# The exercise
Print the data exactly, leaving nothing out.

# Records provided
— start —

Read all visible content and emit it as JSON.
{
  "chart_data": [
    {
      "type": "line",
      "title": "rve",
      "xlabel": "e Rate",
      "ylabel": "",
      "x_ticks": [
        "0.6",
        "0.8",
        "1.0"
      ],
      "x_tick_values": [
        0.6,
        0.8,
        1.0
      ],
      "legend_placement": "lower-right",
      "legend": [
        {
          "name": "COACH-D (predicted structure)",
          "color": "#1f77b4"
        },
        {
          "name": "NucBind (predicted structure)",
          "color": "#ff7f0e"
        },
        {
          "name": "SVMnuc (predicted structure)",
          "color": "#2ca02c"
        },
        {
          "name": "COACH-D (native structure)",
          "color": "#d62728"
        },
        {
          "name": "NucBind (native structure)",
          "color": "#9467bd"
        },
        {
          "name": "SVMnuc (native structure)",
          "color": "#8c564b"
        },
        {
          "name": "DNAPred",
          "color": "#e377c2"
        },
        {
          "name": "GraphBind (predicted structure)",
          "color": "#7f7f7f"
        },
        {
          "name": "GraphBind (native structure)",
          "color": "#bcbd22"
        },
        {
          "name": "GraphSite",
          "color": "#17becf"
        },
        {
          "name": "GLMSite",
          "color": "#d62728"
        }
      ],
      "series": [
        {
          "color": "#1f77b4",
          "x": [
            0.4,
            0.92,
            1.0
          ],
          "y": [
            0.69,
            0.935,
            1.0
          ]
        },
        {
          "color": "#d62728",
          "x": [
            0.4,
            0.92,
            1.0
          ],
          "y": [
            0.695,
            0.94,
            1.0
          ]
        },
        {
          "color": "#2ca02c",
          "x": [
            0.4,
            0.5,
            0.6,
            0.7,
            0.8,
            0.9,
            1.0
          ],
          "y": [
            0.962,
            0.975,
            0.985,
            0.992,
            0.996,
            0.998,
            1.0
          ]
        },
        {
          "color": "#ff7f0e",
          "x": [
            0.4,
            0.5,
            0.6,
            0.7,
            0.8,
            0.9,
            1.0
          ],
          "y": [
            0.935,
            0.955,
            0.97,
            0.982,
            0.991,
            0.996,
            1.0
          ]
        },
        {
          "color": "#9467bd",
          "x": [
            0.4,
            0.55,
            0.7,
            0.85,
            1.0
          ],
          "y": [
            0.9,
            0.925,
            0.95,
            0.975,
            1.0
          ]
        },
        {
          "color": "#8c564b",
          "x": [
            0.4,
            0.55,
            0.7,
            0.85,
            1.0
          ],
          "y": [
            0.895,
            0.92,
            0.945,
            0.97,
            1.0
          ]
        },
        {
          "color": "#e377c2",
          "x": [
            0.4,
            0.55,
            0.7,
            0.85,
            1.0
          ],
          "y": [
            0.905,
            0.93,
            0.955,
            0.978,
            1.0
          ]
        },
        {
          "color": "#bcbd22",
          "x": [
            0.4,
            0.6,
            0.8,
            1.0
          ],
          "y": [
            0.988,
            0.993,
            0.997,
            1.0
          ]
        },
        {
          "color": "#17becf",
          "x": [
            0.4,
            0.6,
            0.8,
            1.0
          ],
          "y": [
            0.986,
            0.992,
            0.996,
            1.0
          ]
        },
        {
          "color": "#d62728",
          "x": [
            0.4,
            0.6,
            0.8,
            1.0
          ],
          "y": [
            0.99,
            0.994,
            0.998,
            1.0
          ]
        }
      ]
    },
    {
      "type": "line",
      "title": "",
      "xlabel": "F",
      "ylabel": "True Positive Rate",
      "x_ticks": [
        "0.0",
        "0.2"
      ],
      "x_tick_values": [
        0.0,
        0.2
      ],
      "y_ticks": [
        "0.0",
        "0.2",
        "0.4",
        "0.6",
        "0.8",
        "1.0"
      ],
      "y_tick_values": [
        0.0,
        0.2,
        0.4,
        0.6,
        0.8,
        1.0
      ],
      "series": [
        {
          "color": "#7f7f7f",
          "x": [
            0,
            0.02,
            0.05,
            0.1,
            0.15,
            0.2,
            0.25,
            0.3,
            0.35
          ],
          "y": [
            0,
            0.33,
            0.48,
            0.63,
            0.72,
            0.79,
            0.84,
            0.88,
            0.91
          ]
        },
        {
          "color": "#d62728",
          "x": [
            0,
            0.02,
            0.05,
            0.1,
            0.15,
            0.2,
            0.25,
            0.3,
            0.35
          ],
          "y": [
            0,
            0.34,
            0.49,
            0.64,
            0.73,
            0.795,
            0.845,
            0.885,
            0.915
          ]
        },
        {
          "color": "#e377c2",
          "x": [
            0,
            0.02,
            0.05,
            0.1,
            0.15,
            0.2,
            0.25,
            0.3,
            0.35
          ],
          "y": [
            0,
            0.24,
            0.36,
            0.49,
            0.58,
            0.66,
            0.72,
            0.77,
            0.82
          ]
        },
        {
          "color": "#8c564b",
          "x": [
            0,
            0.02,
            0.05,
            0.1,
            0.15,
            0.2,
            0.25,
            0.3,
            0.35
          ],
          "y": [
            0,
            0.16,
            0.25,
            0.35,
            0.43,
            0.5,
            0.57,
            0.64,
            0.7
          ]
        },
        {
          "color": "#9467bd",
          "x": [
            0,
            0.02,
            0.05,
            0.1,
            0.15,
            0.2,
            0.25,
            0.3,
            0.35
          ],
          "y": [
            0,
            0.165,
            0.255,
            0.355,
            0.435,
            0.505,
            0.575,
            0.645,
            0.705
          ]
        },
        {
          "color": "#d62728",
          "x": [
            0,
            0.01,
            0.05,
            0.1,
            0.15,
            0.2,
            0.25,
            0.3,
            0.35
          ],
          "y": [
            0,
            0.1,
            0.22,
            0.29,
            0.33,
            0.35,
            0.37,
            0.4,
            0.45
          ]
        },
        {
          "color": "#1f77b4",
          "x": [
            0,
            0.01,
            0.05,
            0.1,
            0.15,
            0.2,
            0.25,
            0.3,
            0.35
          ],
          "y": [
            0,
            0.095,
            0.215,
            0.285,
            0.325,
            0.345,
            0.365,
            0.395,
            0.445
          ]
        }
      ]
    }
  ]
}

— end —

# Written solution
Read all visible content and emit it as JSON.
{
  "chart_data": [
    {
      "type": "line",
      "title": "rve",
      "xlabel": "e Rate",
      "ylabel": "",
      "x_ticks": [
        "0.6",
        "0.8",
        "1.0"
      ],
      "x_tick_values": [
        0.6,
        0.8,
        1.0
      ],
      "legend_placement": "lower-right",
      "legend": [
        {
          "name": "COACH-D (predicted structure)",
          "color": "#1f77b4"
        },
        {
          "name": "NucBind (predicted structure)",
          "color": "#ff7f0e"
        },
        {
          "name": "SVMnuc (predicted structure)",
          "color": "#2ca02c"
        },
        {
          "name": "COACH-D (native structure)",
          "color": "#d62728"
        },
        {
          "name": "NucBind (native structure)",
          "color": "#9467bd"
        },
        {
          "name": "SVMnuc (native structure)",
          "color": "#8c564b"
        },
        {
          "name": "DNAPred",
          "color": "#e377c2"
        },
        {
          "name": "GraphBind (predicted structure)",
          "color": "#7f7f7f"
        },
        {
          "name": "GraphBind (native structure)",
          "color": "#bcbd22"
        },
        {
          "name": "GraphSite",
          "color": "#17becf"
        },
        {
          "name": "GLMSite",
          "color": "#d62728"
        }
      ],
      "series": [
        {
          "color": "#1f77b4",
          "x": [
            0.4,
            0.92,
            1.0
          ],
          "y": [
            0.69,
            0.935,
            1.0
          ]
        },
        {
          "color": "#d62728",
          "x": [
            0.4,
            0.92,
            1.0
          ],
          "y": [
            0.695,
            0.94,
            1.0
          ]
        },
        {
          "color": "#2ca02c",
          "x": [
            0.4,
            0.5,
            0.6,
            0.7,
            0.8,
            0.9,
            1.0
          ],
          "y": [
            0.962,
            0.975,
            0.985,
            0.992,
            0.996,
            0.998,
            1.0
          ]
        },
        {
          "color": "#ff7f0e",
          "x": [
            0.4,
            0.5,
            0.6,
            0.7,
            0.8,
            0.9,
            1.0
          ],
          "y": [
            0.935,
            0.955,
            0.97,
            0.982,
            0.991,
            0.996,
            1.0
          ]
        },
        {
          "color": "#9467bd",
          "x": [
            0.4,
            0.55,
            0.7,
            0.85,
            1.0
          ],
          "y": [
            0.9,
            0.925,
            0.95,
            0.975,
            1.0
          ]
        },
        {
          "color": "#8c564b",
          "x": [
            0.4,
            0.55,
            0.7,
            0.85,
            1.0
          ],
          "y": [
            0.895,
            0.92,
            0.945,
            0.97,
            1.0
          ]
        },
        {
          "color": "#e377c2",
          "x": [
            0.4,
            0.55,
            0.7,
            0.85,
            1.0
          ],
          "y": [
            0.905,
            0.93,
            0.955,
            0.978,
            1.0
          ]
        },
        {
          "color": "#bcbd22",
          "x": [
            0.4,
            0.6,
            0.8,
            1.0
          ],
          "y": [
            0.988,
            0.993,
            0.997,
            1.0
          ]
        },
        {
          "color": "#17becf",
          "x": [
            0.4,
            0.6,
            0.8,
            1.0
          ],
          "y": [
            0.986,
            0.992,
            0.996,
            1.0
          ]
        },
        {
          "color": "#d62728",
          "x": [
            0.4,
            0.6,
            0.8,
            1.0
          ],
          "y": [
            0.99,
            0.994,
            0.998,
            1.0
          ]
        }
      ]
    },
    {
      "type": "line",
      "title": "",
      "xlabel": "F",
      "ylabel": "True Positive Rate",
      "x_ticks": [
        "0.0",
        "0.2"
      ],
      "x_tick_values": [
        0.0,
        0.2
      ],
      "y_ticks": [
        "0.0",
        "0.2",
        "0.4",
        "0.6",
        "0.8",
        "1.0"
      ],
      "y_tick_values": [
        0.0,
        0.2,
        0.4,
        0.6,
        0.8,
        1.0
      ],
      "series": [
        {
          "color": "#7f7f7f",
          "x": [
            0,
            0.02,
            0.05,
            0.1,
            0.15,
            0.2,
            0.25,
            0.3,
            0.35
          ],
          "y": [
            0,
            0.33,
            0.48,
            0.63,
            0.72,
            0.79,
            0.84,
            0.88,
            0.91
          ]
        },
        {
          "color": "#d62728",
          "x": [
            0,
            0.02,
            0.05,
            0.1,
            0.15,
            0.2,
            0.25,
            0.3,
            0.35
          ],
          "y": [
            0,
            0.34,
            0.49,
            0.64,
            0.73,
            0.795,
            0.845,
            0.885,
            0.915
          ]
        },
        {
          "color": "#e377c2",
          "x": [
            0,
            0.02,
            0.05,
            0.1,
            0.15,
            0.2,
            0.25,
            0.3,
            0.35
          ],
          "y": [
            0,
            0.24,
            0.36,
            0.49,
            0.58,
            0.66,
            0.72,
            0.77,
            0.82
          ]
        },
        {
          "color": "#8c564b",
          "x": [
            0,
            0.02,
            0.05,
            0.1,
            0.15,
            0.2,
            0.25,
            0.3,
            0.35
          ],
          "y": [
            0,
            0.16,
            0.25,
            0.35,
            0.43,
            0.5,
            0.57,
            0.64,
            0.7
          ]
        },
        {
          "color": "#9467bd",
          "x": [
            0,
            0.02,
            0.05,
            0.1,
            0.15,
            0.2,
            0.25,
            0.3,
            0.35
          ],
          "y": [
            0,
            0.165,
            0.255,
            0.355,
            0.435,
            0.505,
            0.575,
            0.645,
            0.705
          ]
        },
        {
          "color": "#d62728",
          "x": [
            0,
            0.01,
            0.05,
            0.1,
            0.15,
            0.2,
            0.25,
            0.3,
            0.35
          ],
          "y": [
            0,
            0.1,
            0.22,
            0.29,
            0.33,
            0.35,
            0.37,
            0.4,
            0.45
          ]
        },
        {
          "color": "#1f77b4",
          "x": [
            0,
            0.01,
            0.05,
            0.1,
            0.15,
            0.2,
            0.25,
            0.3,
            0.35
          ],
          "y": [
            0,
            0.095,
            0.215,
            0.285,
            0.325,
            0.345,
            0.365,
            0.395,
            0.445
          ]
        }
      ]
    }
  ]
}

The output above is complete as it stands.